Lamy Safari Fountain Pen – Apple Green Body – M nib

4 04 2014
The summery delight of this turquoise cannot adequately be represented in a mere scan

The summery delight of this turquoise cannot adequately be represented in a mere scan

The Lamy Safari is pretty much THE classic beginner fountain pen of these modern times—nice enough, lots of options, and not too expensive. This is the pen that a lot of people get when they step up from disposables or the $15 and under category, or heck, I’m sure it’s probably just plain old what a lot of people start with (though I moved up from my beloved disposable Ink Bar to the Sailor A. S. Manhattaner’s and the Platinum Preppy and all other manner of fountain pens but I can confidently say that the Safari’s clear demonstrator version, the Lamy Vista, was my first in-store fountain pen purchase).

════

Extract the full Lamy Safari review above, word for word.

[Source records]
════

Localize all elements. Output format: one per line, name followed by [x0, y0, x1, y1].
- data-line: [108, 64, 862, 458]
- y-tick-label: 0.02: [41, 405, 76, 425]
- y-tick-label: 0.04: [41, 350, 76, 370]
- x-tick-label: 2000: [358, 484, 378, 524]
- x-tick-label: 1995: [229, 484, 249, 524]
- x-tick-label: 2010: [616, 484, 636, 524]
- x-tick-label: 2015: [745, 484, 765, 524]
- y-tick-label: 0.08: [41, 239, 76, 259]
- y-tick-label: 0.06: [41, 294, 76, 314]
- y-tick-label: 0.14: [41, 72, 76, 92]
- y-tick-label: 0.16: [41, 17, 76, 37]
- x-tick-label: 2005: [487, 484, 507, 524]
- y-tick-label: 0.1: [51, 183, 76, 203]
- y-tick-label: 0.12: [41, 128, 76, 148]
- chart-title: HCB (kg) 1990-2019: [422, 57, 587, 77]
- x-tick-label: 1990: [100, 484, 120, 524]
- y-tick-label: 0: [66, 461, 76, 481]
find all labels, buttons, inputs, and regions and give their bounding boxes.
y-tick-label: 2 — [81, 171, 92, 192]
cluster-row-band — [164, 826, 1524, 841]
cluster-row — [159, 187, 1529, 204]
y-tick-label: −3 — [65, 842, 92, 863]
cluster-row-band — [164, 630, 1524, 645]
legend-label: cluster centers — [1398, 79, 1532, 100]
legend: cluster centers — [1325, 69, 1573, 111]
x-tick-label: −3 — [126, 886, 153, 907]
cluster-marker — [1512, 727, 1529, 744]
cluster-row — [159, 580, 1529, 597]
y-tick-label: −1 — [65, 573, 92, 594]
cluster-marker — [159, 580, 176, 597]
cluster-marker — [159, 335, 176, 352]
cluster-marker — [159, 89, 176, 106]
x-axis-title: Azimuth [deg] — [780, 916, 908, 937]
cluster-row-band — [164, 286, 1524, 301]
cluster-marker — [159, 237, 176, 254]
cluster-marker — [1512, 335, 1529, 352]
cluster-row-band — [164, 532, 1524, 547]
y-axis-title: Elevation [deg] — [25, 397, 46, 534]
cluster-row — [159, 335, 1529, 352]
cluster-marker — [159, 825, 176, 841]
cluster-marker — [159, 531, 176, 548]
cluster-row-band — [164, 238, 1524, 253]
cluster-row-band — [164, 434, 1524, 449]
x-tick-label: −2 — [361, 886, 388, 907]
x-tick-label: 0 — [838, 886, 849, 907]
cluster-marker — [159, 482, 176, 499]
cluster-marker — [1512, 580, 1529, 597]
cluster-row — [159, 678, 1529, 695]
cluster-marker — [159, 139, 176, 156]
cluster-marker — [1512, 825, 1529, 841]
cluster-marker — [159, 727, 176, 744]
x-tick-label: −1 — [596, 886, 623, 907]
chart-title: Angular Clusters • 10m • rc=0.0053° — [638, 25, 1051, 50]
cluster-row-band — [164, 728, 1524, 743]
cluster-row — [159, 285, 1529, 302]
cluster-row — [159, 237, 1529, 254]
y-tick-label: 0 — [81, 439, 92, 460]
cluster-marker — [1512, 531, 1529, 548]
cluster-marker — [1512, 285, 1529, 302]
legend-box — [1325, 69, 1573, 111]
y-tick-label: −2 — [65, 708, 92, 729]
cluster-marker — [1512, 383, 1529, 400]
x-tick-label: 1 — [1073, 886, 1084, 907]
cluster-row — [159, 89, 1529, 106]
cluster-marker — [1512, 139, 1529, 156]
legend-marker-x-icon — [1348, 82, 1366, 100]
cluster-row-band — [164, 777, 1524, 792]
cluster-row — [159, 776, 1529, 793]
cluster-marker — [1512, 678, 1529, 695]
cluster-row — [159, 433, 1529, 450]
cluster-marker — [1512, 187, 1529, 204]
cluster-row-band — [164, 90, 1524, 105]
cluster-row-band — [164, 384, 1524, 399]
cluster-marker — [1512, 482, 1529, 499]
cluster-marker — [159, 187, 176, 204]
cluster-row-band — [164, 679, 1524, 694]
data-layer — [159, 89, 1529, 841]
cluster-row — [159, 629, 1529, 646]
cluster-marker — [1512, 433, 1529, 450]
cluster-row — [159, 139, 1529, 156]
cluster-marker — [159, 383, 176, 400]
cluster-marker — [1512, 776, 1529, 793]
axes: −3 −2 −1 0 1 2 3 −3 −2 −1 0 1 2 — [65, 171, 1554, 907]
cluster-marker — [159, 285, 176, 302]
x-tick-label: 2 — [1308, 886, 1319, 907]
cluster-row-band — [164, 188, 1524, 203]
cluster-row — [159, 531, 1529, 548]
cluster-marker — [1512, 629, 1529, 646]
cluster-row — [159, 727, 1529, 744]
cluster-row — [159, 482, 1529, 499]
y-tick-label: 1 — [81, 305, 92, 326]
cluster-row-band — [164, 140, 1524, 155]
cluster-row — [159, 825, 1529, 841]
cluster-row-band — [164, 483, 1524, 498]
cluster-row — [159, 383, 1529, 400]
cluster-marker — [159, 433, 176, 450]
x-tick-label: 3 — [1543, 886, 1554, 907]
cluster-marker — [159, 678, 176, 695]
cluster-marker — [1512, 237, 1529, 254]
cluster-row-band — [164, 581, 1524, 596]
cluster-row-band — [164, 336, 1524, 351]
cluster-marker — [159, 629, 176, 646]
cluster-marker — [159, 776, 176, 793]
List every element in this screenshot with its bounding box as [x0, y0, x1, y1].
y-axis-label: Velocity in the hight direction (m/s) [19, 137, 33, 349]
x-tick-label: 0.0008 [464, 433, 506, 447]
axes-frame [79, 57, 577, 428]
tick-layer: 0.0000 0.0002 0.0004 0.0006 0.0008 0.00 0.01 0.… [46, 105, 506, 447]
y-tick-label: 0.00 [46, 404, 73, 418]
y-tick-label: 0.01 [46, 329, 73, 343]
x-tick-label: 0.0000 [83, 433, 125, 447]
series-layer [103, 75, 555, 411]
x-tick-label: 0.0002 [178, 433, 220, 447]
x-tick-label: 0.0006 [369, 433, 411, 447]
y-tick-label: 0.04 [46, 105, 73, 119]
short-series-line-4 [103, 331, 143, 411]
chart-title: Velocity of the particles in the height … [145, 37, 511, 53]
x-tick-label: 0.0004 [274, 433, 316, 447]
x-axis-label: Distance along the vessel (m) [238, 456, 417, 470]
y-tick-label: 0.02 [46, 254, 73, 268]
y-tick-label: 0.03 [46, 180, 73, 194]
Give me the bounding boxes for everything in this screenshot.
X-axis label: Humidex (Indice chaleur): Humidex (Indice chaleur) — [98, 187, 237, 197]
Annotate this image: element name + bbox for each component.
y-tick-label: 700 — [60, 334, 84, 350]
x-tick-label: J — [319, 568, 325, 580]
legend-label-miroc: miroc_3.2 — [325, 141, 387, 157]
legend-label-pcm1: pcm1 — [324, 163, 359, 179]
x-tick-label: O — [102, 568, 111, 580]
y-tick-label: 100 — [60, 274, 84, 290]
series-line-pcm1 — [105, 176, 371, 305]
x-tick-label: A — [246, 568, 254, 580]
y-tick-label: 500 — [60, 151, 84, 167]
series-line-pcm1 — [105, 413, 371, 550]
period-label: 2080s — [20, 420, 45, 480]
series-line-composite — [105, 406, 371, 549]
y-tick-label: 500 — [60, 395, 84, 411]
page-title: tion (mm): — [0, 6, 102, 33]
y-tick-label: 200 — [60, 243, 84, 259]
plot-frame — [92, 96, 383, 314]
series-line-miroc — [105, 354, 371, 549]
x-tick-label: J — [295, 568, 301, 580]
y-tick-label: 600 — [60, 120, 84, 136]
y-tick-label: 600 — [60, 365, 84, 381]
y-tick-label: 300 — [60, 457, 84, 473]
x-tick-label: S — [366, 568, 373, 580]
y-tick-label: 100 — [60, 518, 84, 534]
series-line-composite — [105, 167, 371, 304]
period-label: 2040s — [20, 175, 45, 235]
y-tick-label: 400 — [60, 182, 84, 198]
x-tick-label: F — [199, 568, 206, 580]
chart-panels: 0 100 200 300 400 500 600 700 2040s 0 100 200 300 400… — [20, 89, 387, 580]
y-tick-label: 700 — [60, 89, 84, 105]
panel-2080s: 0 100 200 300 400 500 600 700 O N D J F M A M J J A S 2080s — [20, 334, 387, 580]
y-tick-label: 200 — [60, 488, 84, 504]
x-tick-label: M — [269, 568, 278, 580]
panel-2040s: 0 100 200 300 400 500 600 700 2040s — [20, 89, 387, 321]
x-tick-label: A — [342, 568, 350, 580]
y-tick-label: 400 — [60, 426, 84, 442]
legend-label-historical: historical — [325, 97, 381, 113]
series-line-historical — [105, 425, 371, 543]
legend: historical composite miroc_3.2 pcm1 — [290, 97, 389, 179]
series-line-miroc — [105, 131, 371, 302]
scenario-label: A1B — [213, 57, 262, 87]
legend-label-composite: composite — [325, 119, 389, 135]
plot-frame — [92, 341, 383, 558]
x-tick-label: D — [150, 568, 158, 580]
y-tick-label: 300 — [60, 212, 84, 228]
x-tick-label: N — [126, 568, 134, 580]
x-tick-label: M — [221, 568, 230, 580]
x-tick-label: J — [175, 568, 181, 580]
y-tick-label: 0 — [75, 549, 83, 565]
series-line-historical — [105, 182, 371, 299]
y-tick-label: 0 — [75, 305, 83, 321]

════

_Task response_:
Lamy Safari Fountain Pen – Apple Green Body – M nib

4 04 2014
The summery delight of this turquoise cannot adequately be represented in a mere scan

The summery delight of this turquoise cannot adequately be represented in a mere scan

The Lamy Safari is pretty much THE classic beginner fountain pen of these modern times—nice enough, lots of options, and not too expensive. This is the pen that a lot of people get when they step up from disposables or the $15 and under category, or heck, I’m sure it’s probably just plain old what a lot of people start with (though I moved up from my beloved disposable Ink Bar to the Sailor A. S. Manhattaner’s and the Platinum Preppy and all other manner of fountain pens but I can confidently say that the Safari’s clear demonstrator version, the Lamy Vista, was my first in-store fountain pen purchase).